-- Given task --
In the data below, locate each line with the word "tube" and list it.

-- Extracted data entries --
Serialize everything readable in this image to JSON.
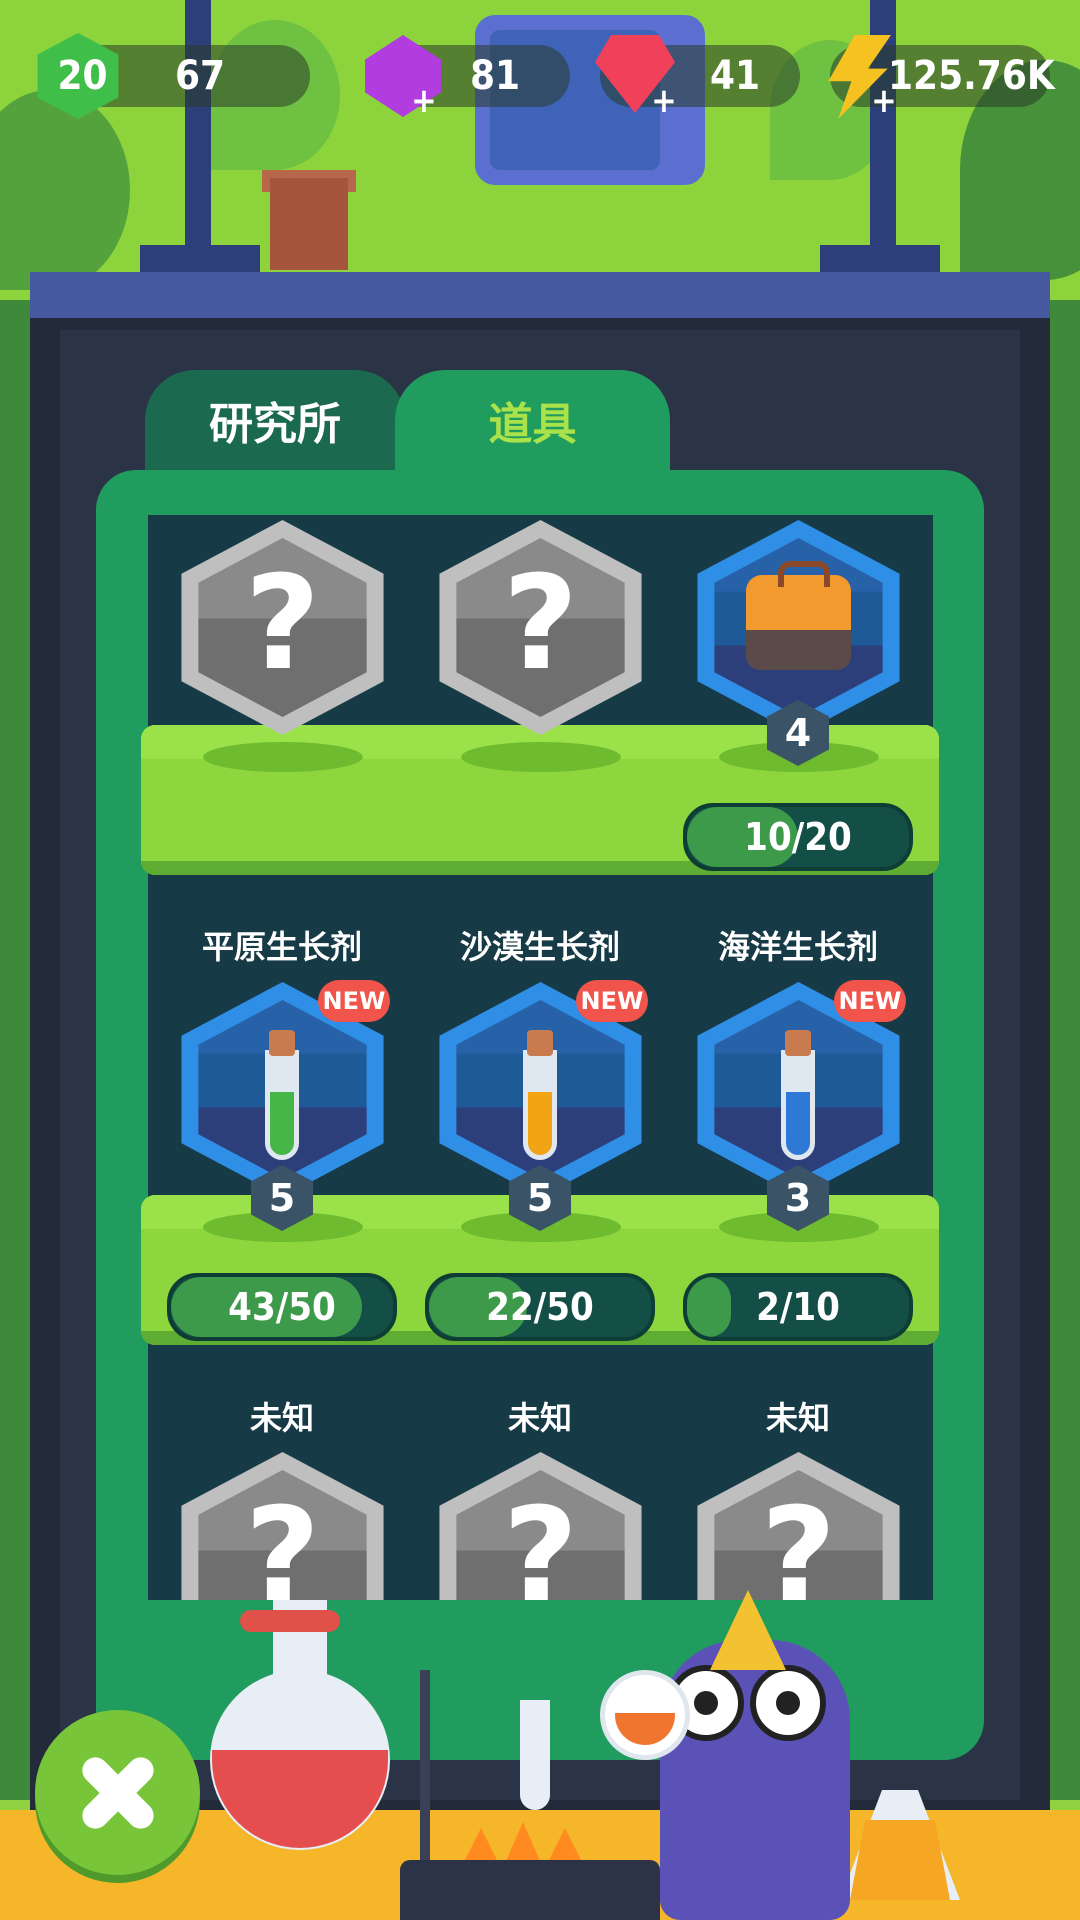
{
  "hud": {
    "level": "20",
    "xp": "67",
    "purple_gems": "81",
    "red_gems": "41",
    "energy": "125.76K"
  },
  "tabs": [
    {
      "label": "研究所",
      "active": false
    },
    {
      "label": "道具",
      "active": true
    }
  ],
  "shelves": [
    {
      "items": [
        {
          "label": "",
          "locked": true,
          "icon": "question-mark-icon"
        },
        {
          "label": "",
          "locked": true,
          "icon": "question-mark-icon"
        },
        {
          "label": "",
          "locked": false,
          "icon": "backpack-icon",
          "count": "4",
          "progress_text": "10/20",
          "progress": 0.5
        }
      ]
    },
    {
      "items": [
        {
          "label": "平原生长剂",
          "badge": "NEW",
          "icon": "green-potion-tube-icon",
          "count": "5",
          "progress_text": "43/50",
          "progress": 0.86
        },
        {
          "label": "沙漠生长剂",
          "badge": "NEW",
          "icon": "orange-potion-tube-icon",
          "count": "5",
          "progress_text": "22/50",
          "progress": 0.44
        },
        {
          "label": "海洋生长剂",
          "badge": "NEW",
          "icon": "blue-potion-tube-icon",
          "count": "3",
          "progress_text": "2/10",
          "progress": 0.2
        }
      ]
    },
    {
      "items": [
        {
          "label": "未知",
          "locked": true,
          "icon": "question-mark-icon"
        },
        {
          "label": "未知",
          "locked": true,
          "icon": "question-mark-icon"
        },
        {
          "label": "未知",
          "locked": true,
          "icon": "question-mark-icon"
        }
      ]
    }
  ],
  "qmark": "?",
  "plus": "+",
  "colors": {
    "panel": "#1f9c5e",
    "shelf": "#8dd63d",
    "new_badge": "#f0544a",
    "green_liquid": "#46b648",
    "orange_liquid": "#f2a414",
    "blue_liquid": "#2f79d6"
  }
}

==

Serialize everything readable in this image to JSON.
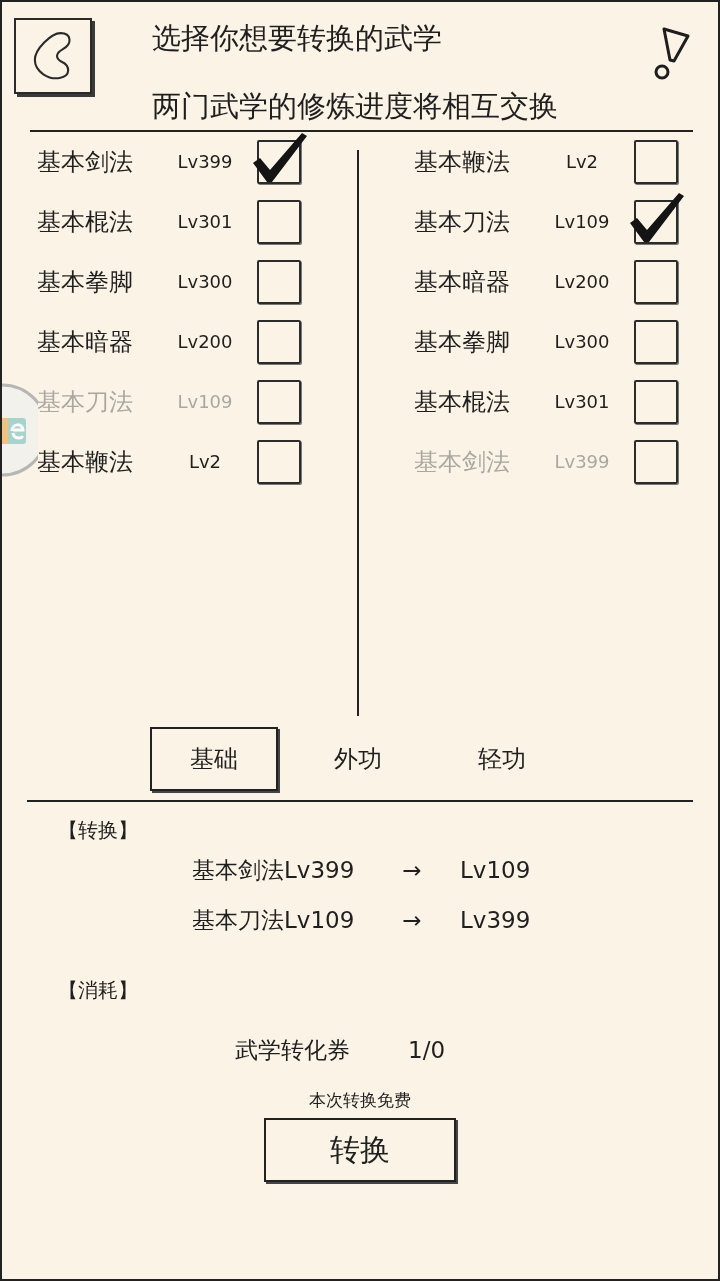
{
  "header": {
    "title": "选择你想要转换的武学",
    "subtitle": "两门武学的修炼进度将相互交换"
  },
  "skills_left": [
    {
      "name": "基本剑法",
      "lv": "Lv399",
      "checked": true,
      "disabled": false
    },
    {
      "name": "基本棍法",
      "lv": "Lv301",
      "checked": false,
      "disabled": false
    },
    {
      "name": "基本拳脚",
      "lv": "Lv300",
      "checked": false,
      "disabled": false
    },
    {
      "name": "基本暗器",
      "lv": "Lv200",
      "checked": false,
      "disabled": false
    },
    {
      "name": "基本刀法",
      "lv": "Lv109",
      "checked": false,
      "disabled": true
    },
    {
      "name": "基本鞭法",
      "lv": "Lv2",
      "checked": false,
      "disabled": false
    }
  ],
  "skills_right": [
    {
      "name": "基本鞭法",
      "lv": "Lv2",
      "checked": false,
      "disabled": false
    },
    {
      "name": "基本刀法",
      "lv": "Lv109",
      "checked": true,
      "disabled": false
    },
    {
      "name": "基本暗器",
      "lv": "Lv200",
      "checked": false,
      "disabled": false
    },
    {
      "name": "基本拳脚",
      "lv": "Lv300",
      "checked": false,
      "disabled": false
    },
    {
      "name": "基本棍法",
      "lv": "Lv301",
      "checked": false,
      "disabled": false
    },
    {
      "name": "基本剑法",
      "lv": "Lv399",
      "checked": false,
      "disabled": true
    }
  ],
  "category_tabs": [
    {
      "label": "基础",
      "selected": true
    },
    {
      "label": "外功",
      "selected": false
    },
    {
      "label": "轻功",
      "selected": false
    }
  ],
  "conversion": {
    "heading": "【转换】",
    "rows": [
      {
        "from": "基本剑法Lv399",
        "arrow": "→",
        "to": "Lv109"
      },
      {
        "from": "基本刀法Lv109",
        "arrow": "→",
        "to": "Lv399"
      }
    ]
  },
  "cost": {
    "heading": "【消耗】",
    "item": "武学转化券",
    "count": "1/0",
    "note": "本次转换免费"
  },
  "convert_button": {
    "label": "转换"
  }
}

-- Full answer --
          "icon": "green-potion-tube-icon",
          "icon": "orange-potion-tube-icon",
          "icon": "blue-potion-tube-icon",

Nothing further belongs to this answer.